[A run of records]
┄┄┄┄┄┄
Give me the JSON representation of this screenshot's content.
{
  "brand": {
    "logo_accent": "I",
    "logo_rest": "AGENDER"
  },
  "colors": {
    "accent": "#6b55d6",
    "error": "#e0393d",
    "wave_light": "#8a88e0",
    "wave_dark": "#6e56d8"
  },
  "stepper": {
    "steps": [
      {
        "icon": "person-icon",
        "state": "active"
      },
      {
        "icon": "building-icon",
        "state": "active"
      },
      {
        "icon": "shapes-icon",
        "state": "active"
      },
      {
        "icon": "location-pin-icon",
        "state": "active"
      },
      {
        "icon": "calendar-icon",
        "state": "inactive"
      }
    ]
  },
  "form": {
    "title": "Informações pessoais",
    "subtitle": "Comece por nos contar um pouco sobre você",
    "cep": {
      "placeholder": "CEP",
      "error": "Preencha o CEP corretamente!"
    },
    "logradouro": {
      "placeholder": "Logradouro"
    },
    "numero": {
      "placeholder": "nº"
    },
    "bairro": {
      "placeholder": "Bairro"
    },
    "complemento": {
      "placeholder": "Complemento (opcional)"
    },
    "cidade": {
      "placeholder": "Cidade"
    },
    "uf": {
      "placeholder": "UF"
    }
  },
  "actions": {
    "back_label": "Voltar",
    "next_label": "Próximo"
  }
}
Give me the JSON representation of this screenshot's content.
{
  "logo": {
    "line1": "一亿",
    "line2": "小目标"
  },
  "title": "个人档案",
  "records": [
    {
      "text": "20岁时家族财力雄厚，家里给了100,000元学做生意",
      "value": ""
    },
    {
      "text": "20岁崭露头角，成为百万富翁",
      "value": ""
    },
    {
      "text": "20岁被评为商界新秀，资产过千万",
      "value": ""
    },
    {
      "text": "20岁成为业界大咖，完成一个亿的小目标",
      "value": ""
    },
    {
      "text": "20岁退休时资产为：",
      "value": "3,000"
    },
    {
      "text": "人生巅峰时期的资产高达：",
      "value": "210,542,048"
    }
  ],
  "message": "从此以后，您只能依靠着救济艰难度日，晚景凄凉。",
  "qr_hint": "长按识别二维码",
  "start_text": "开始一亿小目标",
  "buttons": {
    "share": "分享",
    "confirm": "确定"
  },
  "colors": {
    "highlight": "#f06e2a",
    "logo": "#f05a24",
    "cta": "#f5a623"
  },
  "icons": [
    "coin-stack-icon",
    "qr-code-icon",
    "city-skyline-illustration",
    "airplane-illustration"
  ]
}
┄┄┄┄┄┄
### [Directions]
Return the entries above exactly as they appear.

### [Full solution]
Give me the JSON representation of this screenshot's content.
{
  "brand": {
    "logo_accent": "I",
    "logo_rest": "AGENDER"
  },
  "colors": {
    "accent": "#6b55d6",
    "error": "#e0393d",
    "wave_light": "#8a88e0",
    "wave_dark": "#6e56d8"
  },
  "stepper": {
    "steps": [
      {
        "icon": "person-icon",
        "state": "active"
      },
      {
        "icon": "building-icon",
        "state": "active"
      },
      {
        "icon": "shapes-icon",
        "state": "active"
      },
      {
        "icon": "location-pin-icon",
        "state": "active"
      },
      {
        "icon": "calendar-icon",
        "state": "inactive"
      }
    ]
  },
  "form": {
    "title": "Informações pessoais",
    "subtitle": "Comece por nos contar um pouco sobre você",
    "cep": {
      "placeholder": "CEP",
      "error": "Preencha o CEP corretamente!"
    },
    "logradouro": {
      "placeholder": "Logradouro"
    },
    "numero": {
      "placeholder": "nº"
    },
    "bairro": {
      "placeholder": "Bairro"
    },
    "complemento": {
      "placeholder": "Complemento (opcional)"
    },
    "cidade": {
      "placeholder": "Cidade"
    },
    "uf": {
      "placeholder": "UF"
    }
  },
  "actions": {
    "back_label": "Voltar",
    "next_label": "Próximo"
  }
}
Give me the JSON representation of this screenshot's content.
{
  "logo": {
    "line1": "一亿",
    "line2": "小目标"
  },
  "title": "个人档案",
  "records": [
    {
      "text": "20岁时家族财力雄厚，家里给了100,000元学做生意",
      "value": ""
    },
    {
      "text": "20岁崭露头角，成为百万富翁",
      "value": ""
    },
    {
      "text": "20岁被评为商界新秀，资产过千万",
      "value": ""
    },
    {
      "text": "20岁成为业界大咖，完成一个亿的小目标",
      "value": ""
    },
    {
      "text": "20岁退休时资产为：",
      "value": "3,000"
    },
    {
      "text": "人生巅峰时期的资产高达：",
      "value": "210,542,048"
    }
  ],
  "message": "从此以后，您只能依靠着救济艰难度日，晚景凄凉。",
  "qr_hint": "长按识别二维码",
  "start_text": "开始一亿小目标",
  "buttons": {
    "share": "分享",
    "confirm": "确定"
  },
  "colors": {
    "highlight": "#f06e2a",
    "logo": "#f05a24",
    "cta": "#f5a623"
  },
  "icons": [
    "coin-stack-icon",
    "qr-code-icon",
    "city-skyline-illustration",
    "airplane-illustration"
  ]
}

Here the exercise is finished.